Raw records
+===+

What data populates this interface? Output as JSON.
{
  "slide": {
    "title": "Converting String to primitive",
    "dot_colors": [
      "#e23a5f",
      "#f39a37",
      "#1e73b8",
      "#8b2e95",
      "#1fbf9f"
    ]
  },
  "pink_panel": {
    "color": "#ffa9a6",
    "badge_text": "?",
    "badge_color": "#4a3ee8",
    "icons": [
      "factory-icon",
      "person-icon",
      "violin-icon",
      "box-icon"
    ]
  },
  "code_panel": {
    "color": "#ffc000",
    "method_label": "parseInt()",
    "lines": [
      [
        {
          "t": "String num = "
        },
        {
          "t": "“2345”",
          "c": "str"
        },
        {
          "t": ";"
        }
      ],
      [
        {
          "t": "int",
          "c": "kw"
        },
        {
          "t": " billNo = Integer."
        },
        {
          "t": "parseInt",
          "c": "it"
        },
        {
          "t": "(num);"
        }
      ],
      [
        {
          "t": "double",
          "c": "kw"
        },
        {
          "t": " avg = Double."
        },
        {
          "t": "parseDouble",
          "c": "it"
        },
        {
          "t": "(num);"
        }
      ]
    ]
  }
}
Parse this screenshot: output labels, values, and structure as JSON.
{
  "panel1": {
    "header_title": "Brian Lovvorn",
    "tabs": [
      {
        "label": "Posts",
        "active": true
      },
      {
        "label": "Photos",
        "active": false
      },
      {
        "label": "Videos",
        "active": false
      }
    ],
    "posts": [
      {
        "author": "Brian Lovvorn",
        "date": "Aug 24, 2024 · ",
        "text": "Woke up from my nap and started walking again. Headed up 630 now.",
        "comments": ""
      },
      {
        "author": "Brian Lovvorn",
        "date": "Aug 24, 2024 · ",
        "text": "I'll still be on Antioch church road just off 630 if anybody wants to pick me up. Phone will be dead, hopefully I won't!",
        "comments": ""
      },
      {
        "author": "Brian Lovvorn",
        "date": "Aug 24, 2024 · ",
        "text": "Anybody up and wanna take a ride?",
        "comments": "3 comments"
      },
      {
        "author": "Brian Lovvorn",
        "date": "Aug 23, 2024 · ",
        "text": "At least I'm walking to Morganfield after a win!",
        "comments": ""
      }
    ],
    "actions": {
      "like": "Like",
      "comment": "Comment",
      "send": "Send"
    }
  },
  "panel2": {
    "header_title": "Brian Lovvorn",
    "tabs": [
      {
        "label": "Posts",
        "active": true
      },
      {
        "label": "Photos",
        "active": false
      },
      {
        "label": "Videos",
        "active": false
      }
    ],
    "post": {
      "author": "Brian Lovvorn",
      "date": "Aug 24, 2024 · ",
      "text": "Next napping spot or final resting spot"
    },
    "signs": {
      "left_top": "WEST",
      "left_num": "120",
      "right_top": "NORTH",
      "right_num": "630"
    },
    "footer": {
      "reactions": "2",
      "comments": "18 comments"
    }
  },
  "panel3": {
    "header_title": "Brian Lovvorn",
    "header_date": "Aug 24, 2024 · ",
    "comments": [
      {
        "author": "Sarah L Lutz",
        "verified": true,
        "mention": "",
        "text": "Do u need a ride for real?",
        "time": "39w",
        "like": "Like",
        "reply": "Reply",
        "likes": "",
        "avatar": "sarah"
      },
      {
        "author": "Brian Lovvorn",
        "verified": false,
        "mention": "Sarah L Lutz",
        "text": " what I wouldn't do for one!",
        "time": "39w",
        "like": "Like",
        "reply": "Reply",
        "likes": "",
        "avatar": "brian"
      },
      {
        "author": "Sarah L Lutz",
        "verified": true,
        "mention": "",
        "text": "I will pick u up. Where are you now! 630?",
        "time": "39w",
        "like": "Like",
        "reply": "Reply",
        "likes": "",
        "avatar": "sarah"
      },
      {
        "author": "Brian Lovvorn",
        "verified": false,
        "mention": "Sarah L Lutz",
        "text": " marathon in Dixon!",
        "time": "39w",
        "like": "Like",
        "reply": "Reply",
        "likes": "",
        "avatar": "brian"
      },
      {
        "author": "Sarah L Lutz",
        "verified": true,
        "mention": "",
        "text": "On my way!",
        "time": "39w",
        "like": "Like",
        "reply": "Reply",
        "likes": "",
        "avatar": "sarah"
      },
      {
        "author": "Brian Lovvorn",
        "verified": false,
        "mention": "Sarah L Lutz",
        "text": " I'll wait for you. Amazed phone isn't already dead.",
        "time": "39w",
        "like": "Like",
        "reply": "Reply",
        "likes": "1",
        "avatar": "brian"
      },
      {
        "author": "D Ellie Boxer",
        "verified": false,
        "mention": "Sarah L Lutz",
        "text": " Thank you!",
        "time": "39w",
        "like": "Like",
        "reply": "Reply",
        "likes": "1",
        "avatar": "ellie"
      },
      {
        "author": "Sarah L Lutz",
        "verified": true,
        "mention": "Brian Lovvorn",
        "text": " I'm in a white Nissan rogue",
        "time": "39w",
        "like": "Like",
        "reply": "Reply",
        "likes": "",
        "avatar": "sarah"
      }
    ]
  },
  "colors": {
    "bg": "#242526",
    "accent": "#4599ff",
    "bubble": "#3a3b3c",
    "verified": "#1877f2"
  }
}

+===+

* [Task instructions] Look through the listing and extract every line with "String" in it.

* [Task solution]
    "title": "Converting String to primitive",
          "t": "String num = "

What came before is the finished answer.